** BEGIN DATA SUPPLIED **

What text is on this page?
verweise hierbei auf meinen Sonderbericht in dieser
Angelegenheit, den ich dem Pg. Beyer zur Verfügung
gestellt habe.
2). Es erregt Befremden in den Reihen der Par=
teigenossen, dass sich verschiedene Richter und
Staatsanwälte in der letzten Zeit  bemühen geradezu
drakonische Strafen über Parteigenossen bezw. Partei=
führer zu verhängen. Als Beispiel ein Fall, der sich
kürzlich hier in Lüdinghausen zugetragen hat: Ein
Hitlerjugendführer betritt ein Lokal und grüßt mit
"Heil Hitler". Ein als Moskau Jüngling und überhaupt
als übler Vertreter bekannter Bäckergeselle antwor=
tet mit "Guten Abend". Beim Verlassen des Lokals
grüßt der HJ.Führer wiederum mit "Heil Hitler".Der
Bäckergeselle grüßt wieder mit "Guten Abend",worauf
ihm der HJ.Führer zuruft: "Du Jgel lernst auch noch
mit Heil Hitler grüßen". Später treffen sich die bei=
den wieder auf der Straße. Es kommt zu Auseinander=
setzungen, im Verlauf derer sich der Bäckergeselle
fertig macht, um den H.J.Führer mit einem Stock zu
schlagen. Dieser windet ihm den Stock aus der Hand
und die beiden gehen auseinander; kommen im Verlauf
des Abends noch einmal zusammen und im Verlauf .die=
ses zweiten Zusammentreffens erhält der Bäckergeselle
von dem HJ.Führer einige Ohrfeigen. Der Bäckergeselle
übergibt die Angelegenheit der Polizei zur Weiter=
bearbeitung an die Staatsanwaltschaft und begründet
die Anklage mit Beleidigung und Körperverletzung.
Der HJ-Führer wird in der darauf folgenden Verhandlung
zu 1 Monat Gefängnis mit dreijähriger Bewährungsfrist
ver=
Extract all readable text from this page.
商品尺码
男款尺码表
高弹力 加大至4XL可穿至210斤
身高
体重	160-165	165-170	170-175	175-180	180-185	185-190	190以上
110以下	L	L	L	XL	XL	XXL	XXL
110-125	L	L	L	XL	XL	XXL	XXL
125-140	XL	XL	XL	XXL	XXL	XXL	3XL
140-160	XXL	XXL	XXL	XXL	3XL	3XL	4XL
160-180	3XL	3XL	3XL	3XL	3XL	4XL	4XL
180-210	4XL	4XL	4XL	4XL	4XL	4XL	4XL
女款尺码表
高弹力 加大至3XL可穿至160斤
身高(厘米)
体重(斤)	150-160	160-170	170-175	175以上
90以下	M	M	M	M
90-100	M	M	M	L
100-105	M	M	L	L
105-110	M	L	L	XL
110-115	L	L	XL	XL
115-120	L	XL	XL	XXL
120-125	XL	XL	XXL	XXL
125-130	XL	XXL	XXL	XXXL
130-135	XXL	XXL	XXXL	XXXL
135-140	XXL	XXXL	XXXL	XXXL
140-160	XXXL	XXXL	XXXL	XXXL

** END DATA SUPPLIED **

## [PROBLEM TO SOLVE]
Only those lines running from the one containing "Extract all readable text from this page." through the last line of the data above are to be copied, exactly, with both ends included.

## [RESULT OF THE EXERCISE]
Extract all readable text from this page.
商品尺码
男款尺码表
高弹力 加大至4XL可穿至210斤
身高
体重	160-165	165-170	170-175	175-180	180-185	185-190	190以上
110以下	L	L	L	XL	XL	XXL	XXL
110-125	L	L	L	XL	XL	XXL	XXL
125-140	XL	XL	XL	XXL	XXL	XXL	3XL
140-160	XXL	XXL	XXL	XXL	3XL	3XL	4XL
160-180	3XL	3XL	3XL	3XL	3XL	4XL	4XL
180-210	4XL	4XL	4XL	4XL	4XL	4XL	4XL
女款尺码表
高弹力 加大至3XL可穿至160斤
身高(厘米)
体重(斤)	150-160	160-170	170-175	175以上
90以下	M	M	M	M
90-100	M	M	M	L
100-105	M	M	L	L
105-110	M	L	L	XL
110-115	L	L	XL	XL
115-120	L	XL	XL	XXL
120-125	XL	XL	XXL	XXL
125-130	XL	XXL	XXL	XXXL
130-135	XXL	XXL	XXXL	XXXL
135-140	XXL	XXXL	XXXL	XXXL
140-160	XXXL	XXXL	XXXL	XXXL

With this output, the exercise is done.